WRITTEN PROBLEM — Will you extract the entries word for word? Images should not appear in the copy.

RECORDS FOR PROCESSING —
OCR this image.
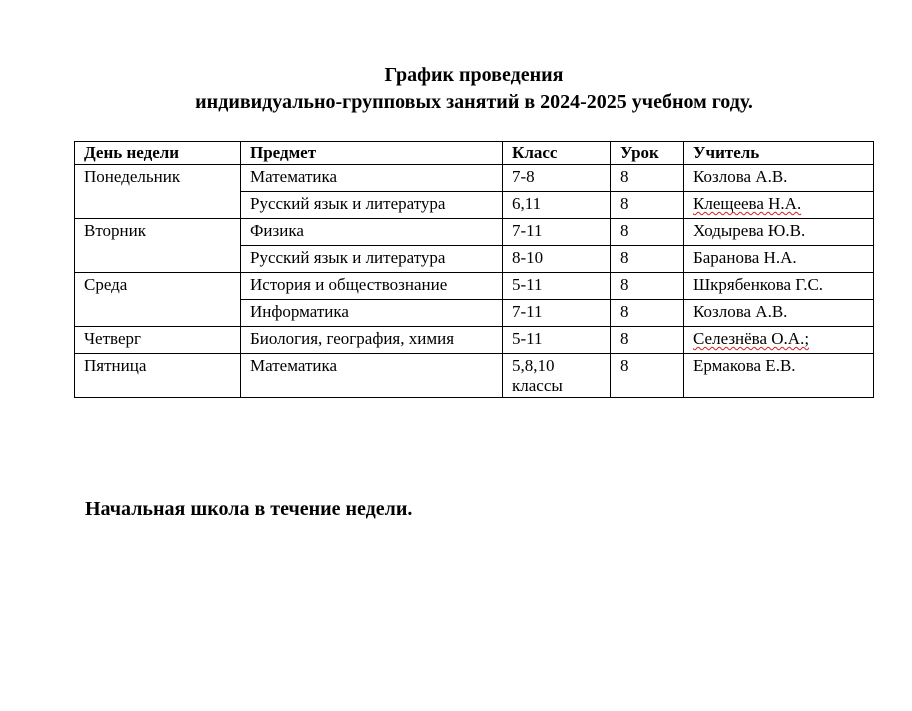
График проведения
индивидуально-групповых занятий в 2024-2025 учебном году.
День недели	Предмет	Класс	Урок	Учитель
Понедельник	Математика	7-8	8	Козлова А.В.
	Русский язык и литература	6,11	8	Клещеева Н.А.
Вторник	Физика	7-11	8	Ходырева Ю.В.
	Русский язык и литература	8-10	8	Баранова Н.А.
Среда	История и обществознание	5-11	8	Шкрябенкова Г.С.
	Информатика	7-11	8	Козлова А.В.
Четверг	Биология, география, химия	5-11	8	Селезнёва О.А.;
Пятница	Математика	5,8,10 классы	8	Ермакова Е.В.
Начальная школа в течение недели.
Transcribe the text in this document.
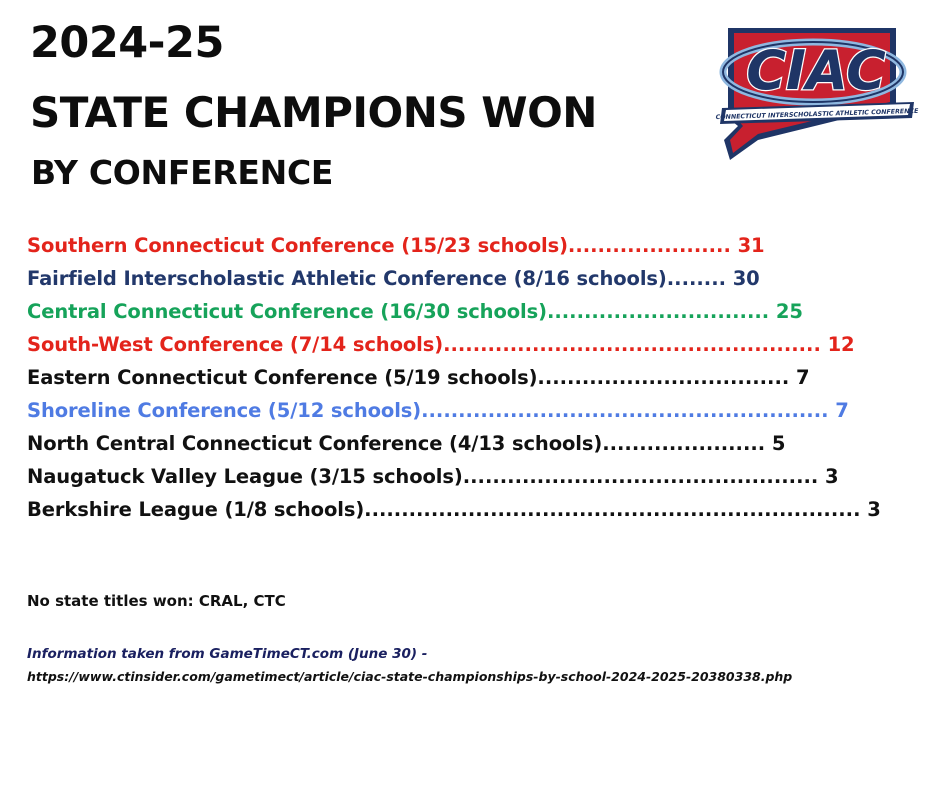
2024-25
STATE CHAMPIONS WON
BY CONFERENCE
CIAC
CONNECTICUT INTERSCHOLASTIC ATHLETIC CONFERENCE
Southern Connecticut Conference (15/23 schools)...................... 31
Fairfield Interscholastic Athletic Conference (8/16 schools)........ 30
Central Connecticut Conference (16/30 schools).............................. 25
South-West Conference (7/14 schools)................................................... 12
Eastern Connecticut Conference (5/19 schools).................................. 7
Shoreline Conference (5/12 schools)....................................................... 7
North Central Connecticut Conference (4/13 schools)...................... 5
Naugatuck Valley League (3/15 schools)................................................ 3
Berkshire League (1/8 schools)................................................................... 3
No state titles won: CRAL, CTC
Information taken from GameTimeCT.com (June 30) -
https://www.ctinsider.com/gametimect/article/ciac-state-championships-by-school-2024-2025-20380338.php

EXERCISE RESULT —
OCR this image.
График проведения
индивидуально-групповых занятий в 2024-2025 учебном году.
День недели	Предмет	Класс	Урок	Учитель
Понедельник	Математика	7-8	8	Козлова А.В.
	Русский язык и литература	6,11	8	Клещеева Н.А.
Вторник	Физика	7-11	8	Ходырева Ю.В.
	Русский язык и литература	8-10	8	Баранова Н.А.
Среда	История и обществознание	5-11	8	Шкрябенкова Г.С.
	Информатика	7-11	8	Козлова А.В.
Четверг	Биология, география, химия	5-11	8	Селезнёва О.А.;
Пятница	Математика	5,8,10 классы	8	Ермакова Е.В.
Начальная школа в течение недели.
Transcribe the text in this document.
2024-25
STATE CHAMPIONS WON
BY CONFERENCE
CIAC
CONNECTICUT INTERSCHOLASTIC ATHLETIC CONFERENCE
Southern Connecticut Conference (15/23 schools)...................... 31
Fairfield Interscholastic Athletic Conference (8/16 schools)........ 30
Central Connecticut Conference (16/30 schools).............................. 25
South-West Conference (7/14 schools)................................................... 12
Eastern Connecticut Conference (5/19 schools).................................. 7
Shoreline Conference (5/12 schools)....................................................... 7
North Central Connecticut Conference (4/13 schools)...................... 5
Naugatuck Valley League (3/15 schools)................................................ 3
Berkshire League (1/8 schools)................................................................... 3
No state titles won: CRAL, CTC
Information taken from GameTimeCT.com (June 30) -
https://www.ctinsider.com/gametimect/article/ciac-state-championships-by-school-2024-2025-20380338.php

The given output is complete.